▸ Exercise instructions:
Repeat the entries that follow verbatim, without any of their pictures.

▸ Task material:
————

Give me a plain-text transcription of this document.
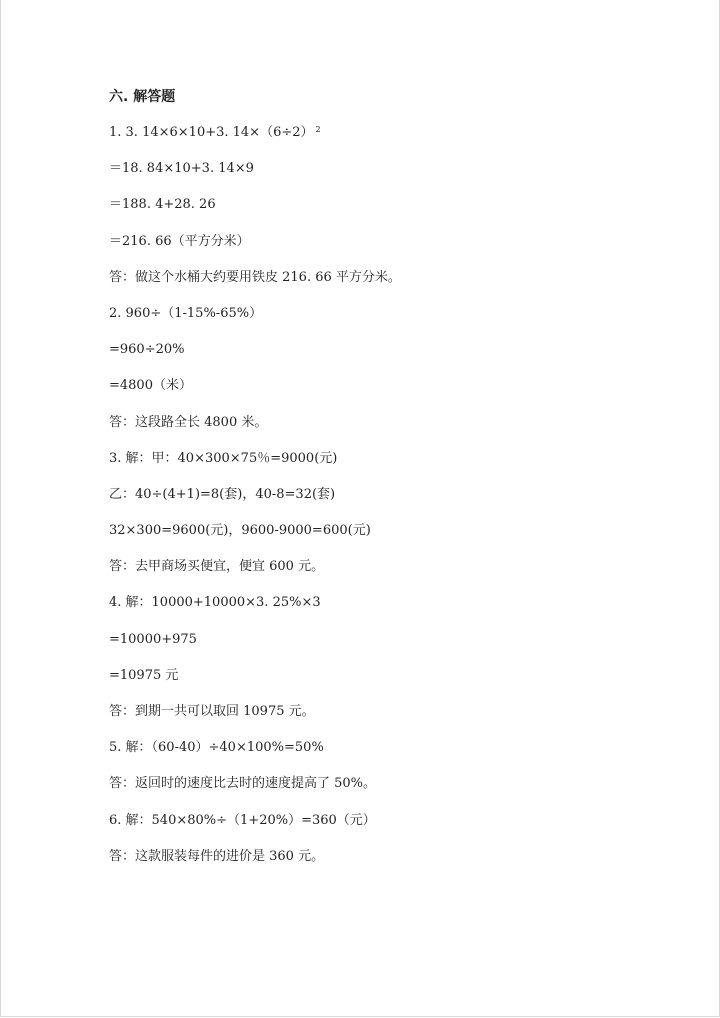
六. 解答题
1. 3. 14×6×10+3. 14×（6÷2） $^2$
＝18. 84×10+3. 14×9
＝188. 4+28. 26
＝216. 66（平方分米）
答：做这个水桶大约要用铁皮 216. 66 平方分米。
2. 960÷（1-15%-65%）
=960÷20%
=4800（米）
答：这段路全长 4800 米。
3. 解：甲：40×300×75％=9000(元)
乙：40÷(4+1)=8(套)，40-8=32(套)
32×300=9600(元)，9600-9000=600(元)
答：去甲商场买便宜，便宜 600 元。
4. 解：10000+10000×3. 25%×3
=10000+975
=10975 元
答：到期一共可以取回 10975 元。
5. 解：（60-40）÷40×100%=50%
答：返回时的速度比去时的速度提高了 50%。
6. 解：540×80%÷（1+20%）=360（元）
答：这款服装每件的进价是 360 元。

————

▸ Exercise result:
Give me a plain-text transcription of this document.
六. 解答题
1. 3. 14×6×10+3. 14×（6÷2） $^2$
＝18. 84×10+3. 14×9
＝188. 4+28. 26
＝216. 66（平方分米）
答：做这个水桶大约要用铁皮 216. 66 平方分米。
2. 960÷（1-15%-65%）
=960÷20%
=4800（米）
答：这段路全长 4800 米。
3. 解：甲：40×300×75％=9000(元)
乙：40÷(4+1)=8(套)，40-8=32(套)
32×300=9600(元)，9600-9000=600(元)
答：去甲商场买便宜，便宜 600 元。
4. 解：10000+10000×3. 25%×3
=10000+975
=10975 元
答：到期一共可以取回 10975 元。
5. 解：（60-40）÷40×100%=50%
答：返回时的速度比去时的速度提高了 50%。
6. 解：540×80%÷（1+20%）=360（元）
答：这款服装每件的进价是 360 元。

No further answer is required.